§ **Written instruction**: Word for word, transcribe the lines below and drop the pictures.
╭─ Records supplied
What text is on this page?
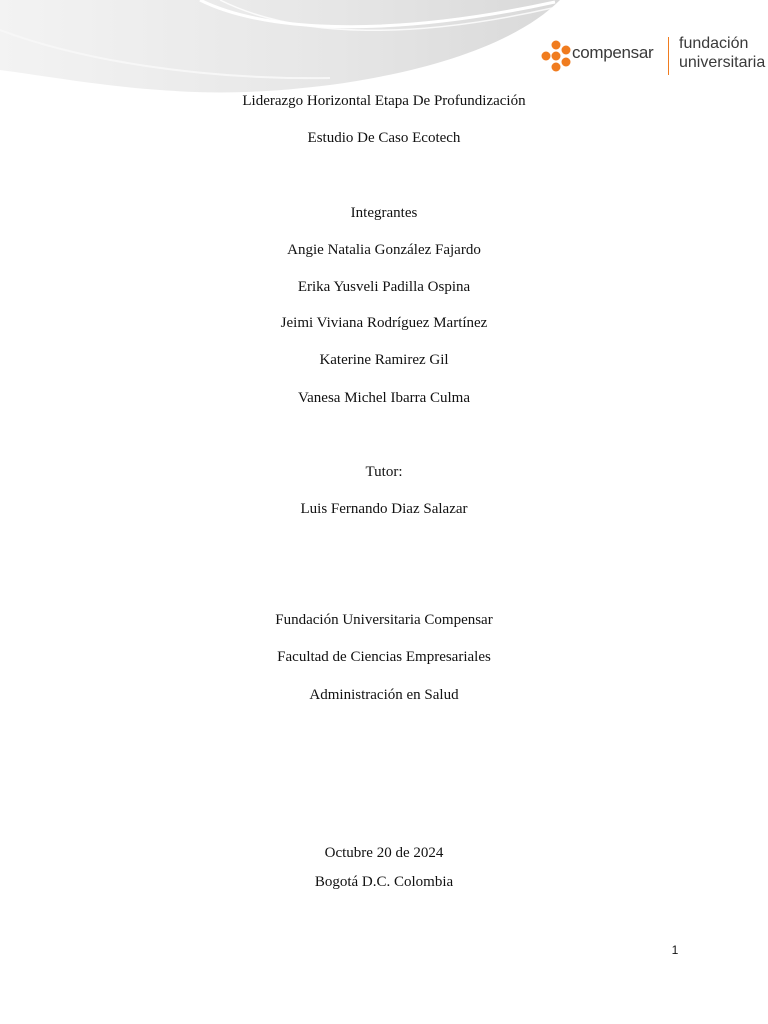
compensar fundación
universitaria
Liderazgo Horizontal Etapa De Profundización
Estudio De Caso Ecotech
Integrantes
Angie Natalia González Fajardo
Erika Yusveli Padilla Ospina
Jeimi Viviana Rodríguez Martínez
Katerine Ramirez Gil
Vanesa Michel Ibarra Culma
Tutor:
Luis Fernando Diaz Salazar
Fundación Universitaria Compensar
Facultad de Ciencias Empresariales
Administración en Salud
Octubre 20 de 2024
Bogotá D.C. Colombia
1
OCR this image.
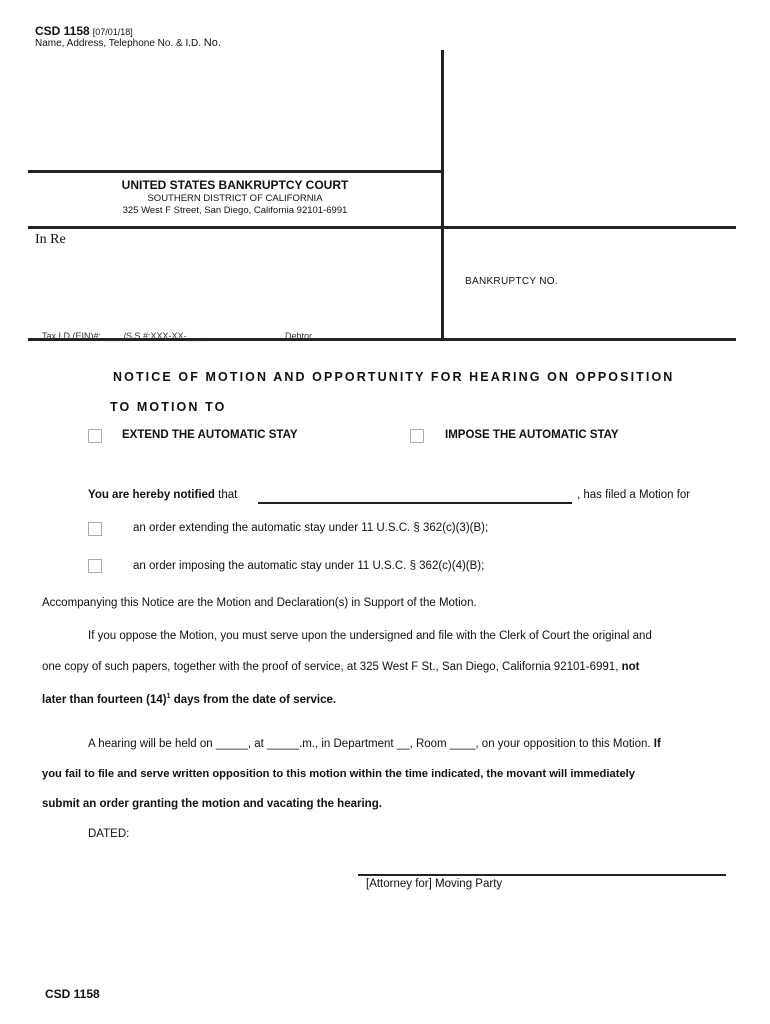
CSD 1158 [07/01/18]
Name, Address, Telephone No. & I.D. No.
UNITED STATES BANKRUPTCY COURT
SOUTHERN DISTRICT OF CALIFORNIA
325 West F Street, San Diego, California 92101-6991
In Re
BANKRUPTCY NO.
Tax I.D.(EIN)#: ____/S.S.#:XXX-XX-____	Debtor.
NOTICE OF MOTION AND OPPORTUNITY FOR HEARING ON OPPOSITION
TO MOTION TO
EXTEND THE AUTOMATIC STAY	IMPOSE THE AUTOMATIC STAY
You are hereby notified that	, has filed a Motion for
an order extending the automatic stay under 11 U.S.C. § 362(c)(3)(B);
an order imposing the automatic stay under 11 U.S.C. § 362(c)(4)(B);
Accompanying this Notice are the Motion and Declaration(s) in Support of the Motion.
If you oppose the Motion, you must serve upon the undersigned and file with the Clerk of Court the original and
one copy of such papers, together with the proof of service, at 325 West F St., San Diego, California 92101-6991, not
later than fourteen $(14)^1$ days from the date of service.
A hearing will be held on _____, at _____.m., in Department __, Room ____, on your opposition to this Motion. If
you fail to file and serve written opposition to this motion within the time indicated, the movant will immediately
submit an order granting the motion and vacating the hearing.
DATED:
[Attorney for] Moving Party
CSD 1158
╰─
§ **Task response**:
What text is on this page?
compensar fundación
universitaria
Liderazgo Horizontal Etapa De Profundización
Estudio De Caso Ecotech
Integrantes
Angie Natalia González Fajardo
Erika Yusveli Padilla Ospina
Jeimi Viviana Rodríguez Martínez
Katerine Ramirez Gil
Vanesa Michel Ibarra Culma
Tutor:
Luis Fernando Diaz Salazar
Fundación Universitaria Compensar
Facultad de Ciencias Empresariales
Administración en Salud
Octubre 20 de 2024
Bogotá D.C. Colombia
1
OCR this image.
CSD 1158 [07/01/18]
Name, Address, Telephone No. & I.D. No.
UNITED STATES BANKRUPTCY COURT
SOUTHERN DISTRICT OF CALIFORNIA
325 West F Street, San Diego, California 92101-6991
In Re
BANKRUPTCY NO.
Tax I.D.(EIN)#: ____/S.S.#:XXX-XX-____	Debtor.
NOTICE OF MOTION AND OPPORTUNITY FOR HEARING ON OPPOSITION
TO MOTION TO
EXTEND THE AUTOMATIC STAY	IMPOSE THE AUTOMATIC STAY
You are hereby notified that	, has filed a Motion for
an order extending the automatic stay under 11 U.S.C. § 362(c)(3)(B);
an order imposing the automatic stay under 11 U.S.C. § 362(c)(4)(B);
Accompanying this Notice are the Motion and Declaration(s) in Support of the Motion.
If you oppose the Motion, you must serve upon the undersigned and file with the Clerk of Court the original and
one copy of such papers, together with the proof of service, at 325 West F St., San Diego, California 92101-6991, not
later than fourteen $(14)^1$ days from the date of service.
A hearing will be held on _____, at _____.m., in Department __, Room ____, on your opposition to this Motion. If
you fail to file and serve written opposition to this motion within the time indicated, the movant will immediately
submit an order granting the motion and vacating the hearing.
DATED:
[Attorney for] Moving Party
CSD 1158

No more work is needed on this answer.